Answer with one number only: the number of lines that include the word "bend".

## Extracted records
---*---

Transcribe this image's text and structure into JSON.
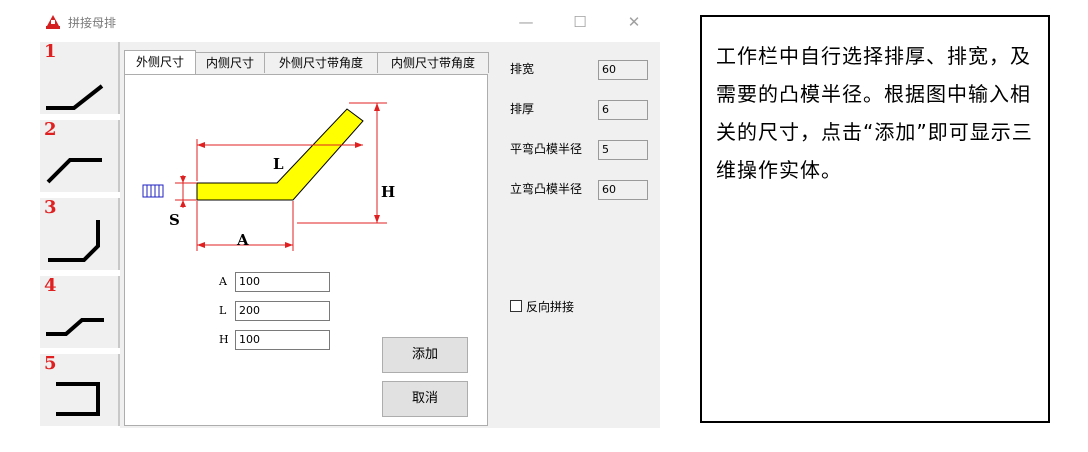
{
  "window": {
    "title": "拼接母排",
    "minimize_glyph": "—",
    "maximize_glyph": "☐",
    "close_glyph": "✕"
  },
  "sidebar": {
    "items": [
      {
        "number": "1",
        "icon": "bend-shape-1-icon"
      },
      {
        "number": "2",
        "icon": "bend-shape-2-icon"
      },
      {
        "number": "3",
        "icon": "bend-shape-3-icon"
      },
      {
        "number": "4",
        "icon": "bend-shape-4-icon"
      },
      {
        "number": "5",
        "icon": "bend-shape-5-icon"
      }
    ]
  },
  "tabs": [
    {
      "label": "外侧尺寸",
      "active": true
    },
    {
      "label": "内侧尺寸",
      "active": false
    },
    {
      "label": "外侧尺寸带角度",
      "active": false
    },
    {
      "label": "内侧尺寸带角度",
      "active": false
    }
  ],
  "diagram": {
    "label_L": "L",
    "label_H": "H",
    "label_A": "A",
    "label_S": "S",
    "fill_color": "#ffff00"
  },
  "inputs": [
    {
      "label": "A",
      "value": "100"
    },
    {
      "label": "L",
      "value": "200"
    },
    {
      "label": "H",
      "value": "100"
    }
  ],
  "buttons": {
    "add": "添加",
    "cancel": "取消"
  },
  "params": [
    {
      "label": "排宽",
      "value": "60"
    },
    {
      "label": "排厚",
      "value": "6"
    },
    {
      "label": "平弯凸模半径",
      "value": "5"
    },
    {
      "label": "立弯凸模半径",
      "value": "60"
    }
  ],
  "reverse_checkbox": {
    "label": "反向拼接",
    "checked": false
  },
  "note": {
    "text": "工作栏中自行选择排厚、排宽，及需要的凸模半径。根据图中输入相关的尺寸，点击“添加”即可显示三维操作实体。"
  }
}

---*---

## Finished answer
5